▶ **PROBLEM**: Reproduce the listing that follows with no differences at all.

● ● ● ● ●

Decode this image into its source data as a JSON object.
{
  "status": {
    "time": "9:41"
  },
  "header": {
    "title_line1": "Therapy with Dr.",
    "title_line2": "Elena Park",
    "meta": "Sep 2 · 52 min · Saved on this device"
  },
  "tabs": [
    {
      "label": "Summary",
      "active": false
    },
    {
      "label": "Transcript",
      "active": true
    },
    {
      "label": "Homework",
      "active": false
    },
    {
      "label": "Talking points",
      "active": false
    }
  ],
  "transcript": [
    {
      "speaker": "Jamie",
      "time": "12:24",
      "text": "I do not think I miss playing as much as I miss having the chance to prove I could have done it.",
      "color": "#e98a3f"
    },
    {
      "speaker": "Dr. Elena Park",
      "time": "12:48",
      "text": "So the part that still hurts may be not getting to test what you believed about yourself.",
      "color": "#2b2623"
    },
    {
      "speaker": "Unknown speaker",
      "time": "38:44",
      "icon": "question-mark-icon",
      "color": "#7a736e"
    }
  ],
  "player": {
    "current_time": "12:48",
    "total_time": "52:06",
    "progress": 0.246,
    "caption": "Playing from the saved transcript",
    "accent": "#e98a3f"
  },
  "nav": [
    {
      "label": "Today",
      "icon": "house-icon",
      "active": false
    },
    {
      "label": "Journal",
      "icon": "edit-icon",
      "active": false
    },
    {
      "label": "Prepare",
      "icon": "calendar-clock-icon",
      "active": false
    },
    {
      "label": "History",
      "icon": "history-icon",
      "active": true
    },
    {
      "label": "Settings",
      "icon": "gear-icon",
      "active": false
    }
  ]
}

● ● ● ● ●

▶ **OUTPUT FOR THIS TASK**:
Decode this image into its source data as a JSON object.
{
  "status": {
    "time": "9:41"
  },
  "header": {
    "title_line1": "Therapy with Dr.",
    "title_line2": "Elena Park",
    "meta": "Sep 2 · 52 min · Saved on this device"
  },
  "tabs": [
    {
      "label": "Summary",
      "active": false
    },
    {
      "label": "Transcript",
      "active": true
    },
    {
      "label": "Homework",
      "active": false
    },
    {
      "label": "Talking points",
      "active": false
    }
  ],
  "transcript": [
    {
      "speaker": "Jamie",
      "time": "12:24",
      "text": "I do not think I miss playing as much as I miss having the chance to prove I could have done it.",
      "color": "#e98a3f"
    },
    {
      "speaker": "Dr. Elena Park",
      "time": "12:48",
      "text": "So the part that still hurts may be not getting to test what you believed about yourself.",
      "color": "#2b2623"
    },
    {
      "speaker": "Unknown speaker",
      "time": "38:44",
      "icon": "question-mark-icon",
      "color": "#7a736e"
    }
  ],
  "player": {
    "current_time": "12:48",
    "total_time": "52:06",
    "progress": 0.246,
    "caption": "Playing from the saved transcript",
    "accent": "#e98a3f"
  },
  "nav": [
    {
      "label": "Today",
      "icon": "house-icon",
      "active": false
    },
    {
      "label": "Journal",
      "icon": "edit-icon",
      "active": false
    },
    {
      "label": "Prepare",
      "icon": "calendar-clock-icon",
      "active": false
    },
    {
      "label": "History",
      "icon": "history-icon",
      "active": true
    },
    {
      "label": "Settings",
      "icon": "gear-icon",
      "active": false
    }
  ]
}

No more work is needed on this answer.